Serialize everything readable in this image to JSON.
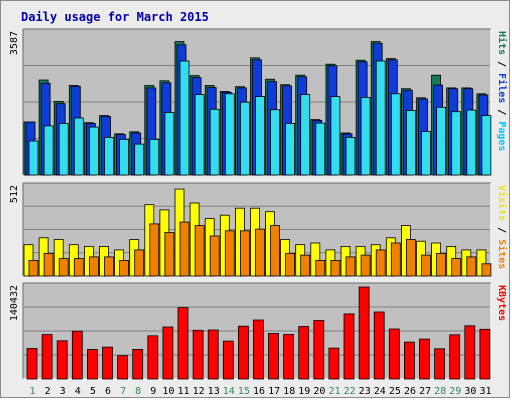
{
  "chart_data": {
    "type": "bar",
    "title": "Daily usage for March 2015",
    "categories": [
      "1",
      "2",
      "3",
      "4",
      "5",
      "6",
      "7",
      "8",
      "9",
      "10",
      "11",
      "12",
      "13",
      "14",
      "15",
      "16",
      "17",
      "18",
      "19",
      "20",
      "21",
      "22",
      "23",
      "24",
      "25",
      "26",
      "27",
      "28",
      "29",
      "30",
      "31"
    ],
    "weekend_days": [
      "1",
      "7",
      "8",
      "14",
      "15",
      "21",
      "22",
      "28",
      "29"
    ],
    "panels": [
      {
        "id": "top",
        "ymax_label": "3587",
        "ymax": 3587,
        "axis_labels": [
          {
            "text": "Pages",
            "color": "#00c8ff"
          },
          {
            "text": "Files",
            "color": "#0f3bd8"
          },
          {
            "text": "Hits",
            "color": "#147a5a"
          }
        ],
        "series": [
          {
            "name": "Hits",
            "color": "#147a5a",
            "values": [
              1340,
              2400,
              1860,
              2260,
              1320,
              1500,
              1040,
              1090,
              2260,
              2380,
              3370,
              2510,
              2260,
              2110,
              2230,
              2960,
              2420,
              2280,
              2520,
              1400,
              2800,
              1060,
              2900,
              3370,
              2940,
              2180,
              1950,
              2520,
              2200,
              2200,
              2050
            ]
          },
          {
            "name": "Files",
            "color": "#0f3bd8",
            "values": [
              1340,
              2320,
              1800,
              2240,
              1300,
              1480,
              1020,
              1060,
              2200,
              2330,
              3290,
              2460,
              2210,
              2090,
              2200,
              2910,
              2360,
              2250,
              2480,
              1380,
              2760,
              1040,
              2860,
              3330,
              2910,
              2140,
              1920,
              2270,
              2180,
              2180,
              2020
            ]
          },
          {
            "name": "Pages",
            "color": "#33ddee",
            "values": [
              860,
              1240,
              1300,
              1440,
              1210,
              950,
              900,
              780,
              900,
              1580,
              2880,
              2030,
              1660,
              2050,
              1840,
              1980,
              1650,
              1300,
              2030,
              1310,
              1980,
              950,
              1960,
              2880,
              2050,
              1630,
              1100,
              1710,
              1600,
              1640,
              1500
            ]
          }
        ]
      },
      {
        "id": "middle",
        "ymax_label": "512",
        "ymax": 512,
        "axis_labels": [
          {
            "text": "Sites",
            "color": "#f08000"
          },
          {
            "text": "Visits",
            "color": "#e8e800"
          }
        ],
        "series": [
          {
            "name": "Visits",
            "color": "#ffff00",
            "values": [
              180,
              220,
              210,
              180,
              170,
              170,
              150,
              210,
              410,
              380,
              500,
              420,
              330,
              350,
              390,
              390,
              370,
              210,
              180,
              190,
              150,
              170,
              170,
              180,
              220,
              290,
              200,
              190,
              170,
              150,
              150
            ]
          },
          {
            "name": "Sites",
            "color": "#f08000",
            "values": [
              90,
              130,
              100,
              100,
              110,
              110,
              90,
              150,
              300,
              250,
              310,
              290,
              230,
              260,
              260,
              270,
              290,
              130,
              120,
              90,
              90,
              110,
              120,
              150,
              190,
              210,
              120,
              130,
              100,
              110,
              70
            ]
          }
        ]
      },
      {
        "id": "bottom",
        "ymax_label": "140432",
        "ymax": 140432,
        "axis_labels": [
          {
            "text": "KBytes",
            "color": "#ff0000"
          }
        ],
        "series": [
          {
            "name": "KBytes",
            "color": "#ff0000",
            "values": [
              46500,
              67700,
              58300,
              73000,
              45100,
              48700,
              35600,
              45200,
              66000,
              79400,
              108900,
              74300,
              74800,
              57800,
              80600,
              90000,
              69600,
              68000,
              80100,
              89300,
              47100,
              99400,
              140400,
              102300,
              76300,
              56300,
              60900,
              46100,
              67400,
              81200,
              75800
            ]
          }
        ]
      }
    ]
  }
}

Set exercise →
Write out all the entries again, word for word, and print no images.

Completed exercise →
Serialize everything readable in this image to JSON.
{
  "chart_data": {
    "type": "bar",
    "title": "Daily usage for March 2015",
    "categories": [
      "1",
      "2",
      "3",
      "4",
      "5",
      "6",
      "7",
      "8",
      "9",
      "10",
      "11",
      "12",
      "13",
      "14",
      "15",
      "16",
      "17",
      "18",
      "19",
      "20",
      "21",
      "22",
      "23",
      "24",
      "25",
      "26",
      "27",
      "28",
      "29",
      "30",
      "31"
    ],
    "weekend_days": [
      "1",
      "7",
      "8",
      "14",
      "15",
      "21",
      "22",
      "28",
      "29"
    ],
    "panels": [
      {
        "id": "top",
        "ymax_label": "3587",
        "ymax": 3587,
        "axis_labels": [
          {
            "text": "Pages",
            "color": "#00c8ff"
          },
          {
            "text": "Files",
            "color": "#0f3bd8"
          },
          {
            "text": "Hits",
            "color": "#147a5a"
          }
        ],
        "series": [
          {
            "name": "Hits",
            "color": "#147a5a",
            "values": [
              1340,
              2400,
              1860,
              2260,
              1320,
              1500,
              1040,
              1090,
              2260,
              2380,
              3370,
              2510,
              2260,
              2110,
              2230,
              2960,
              2420,
              2280,
              2520,
              1400,
              2800,
              1060,
              2900,
              3370,
              2940,
              2180,
              1950,
              2520,
              2200,
              2200,
              2050
            ]
          },
          {
            "name": "Files",
            "color": "#0f3bd8",
            "values": [
              1340,
              2320,
              1800,
              2240,
              1300,
              1480,
              1020,
              1060,
              2200,
              2330,
              3290,
              2460,
              2210,
              2090,
              2200,
              2910,
              2360,
              2250,
              2480,
              1380,
              2760,
              1040,
              2860,
              3330,
              2910,
              2140,
              1920,
              2270,
              2180,
              2180,
              2020
            ]
          },
          {
            "name": "Pages",
            "color": "#33ddee",
            "values": [
              860,
              1240,
              1300,
              1440,
              1210,
              950,
              900,
              780,
              900,
              1580,
              2880,
              2030,
              1660,
              2050,
              1840,
              1980,
              1650,
              1300,
              2030,
              1310,
              1980,
              950,
              1960,
              2880,
              2050,
              1630,
              1100,
              1710,
              1600,
              1640,
              1500
            ]
          }
        ]
      },
      {
        "id": "middle",
        "ymax_label": "512",
        "ymax": 512,
        "axis_labels": [
          {
            "text": "Sites",
            "color": "#f08000"
          },
          {
            "text": "Visits",
            "color": "#e8e800"
          }
        ],
        "series": [
          {
            "name": "Visits",
            "color": "#ffff00",
            "values": [
              180,
              220,
              210,
              180,
              170,
              170,
              150,
              210,
              410,
              380,
              500,
              420,
              330,
              350,
              390,
              390,
              370,
              210,
              180,
              190,
              150,
              170,
              170,
              180,
              220,
              290,
              200,
              190,
              170,
              150,
              150
            ]
          },
          {
            "name": "Sites",
            "color": "#f08000",
            "values": [
              90,
              130,
              100,
              100,
              110,
              110,
              90,
              150,
              300,
              250,
              310,
              290,
              230,
              260,
              260,
              270,
              290,
              130,
              120,
              90,
              90,
              110,
              120,
              150,
              190,
              210,
              120,
              130,
              100,
              110,
              70
            ]
          }
        ]
      },
      {
        "id": "bottom",
        "ymax_label": "140432",
        "ymax": 140432,
        "axis_labels": [
          {
            "text": "KBytes",
            "color": "#ff0000"
          }
        ],
        "series": [
          {
            "name": "KBytes",
            "color": "#ff0000",
            "values": [
              46500,
              67700,
              58300,
              73000,
              45100,
              48700,
              35600,
              45200,
              66000,
              79400,
              108900,
              74300,
              74800,
              57800,
              80600,
              90000,
              69600,
              68000,
              80100,
              89300,
              47100,
              99400,
              140400,
              102300,
              76300,
              56300,
              60900,
              46100,
              67400,
              81200,
              75800
            ]
          }
        ]
      }
    ]
  }
}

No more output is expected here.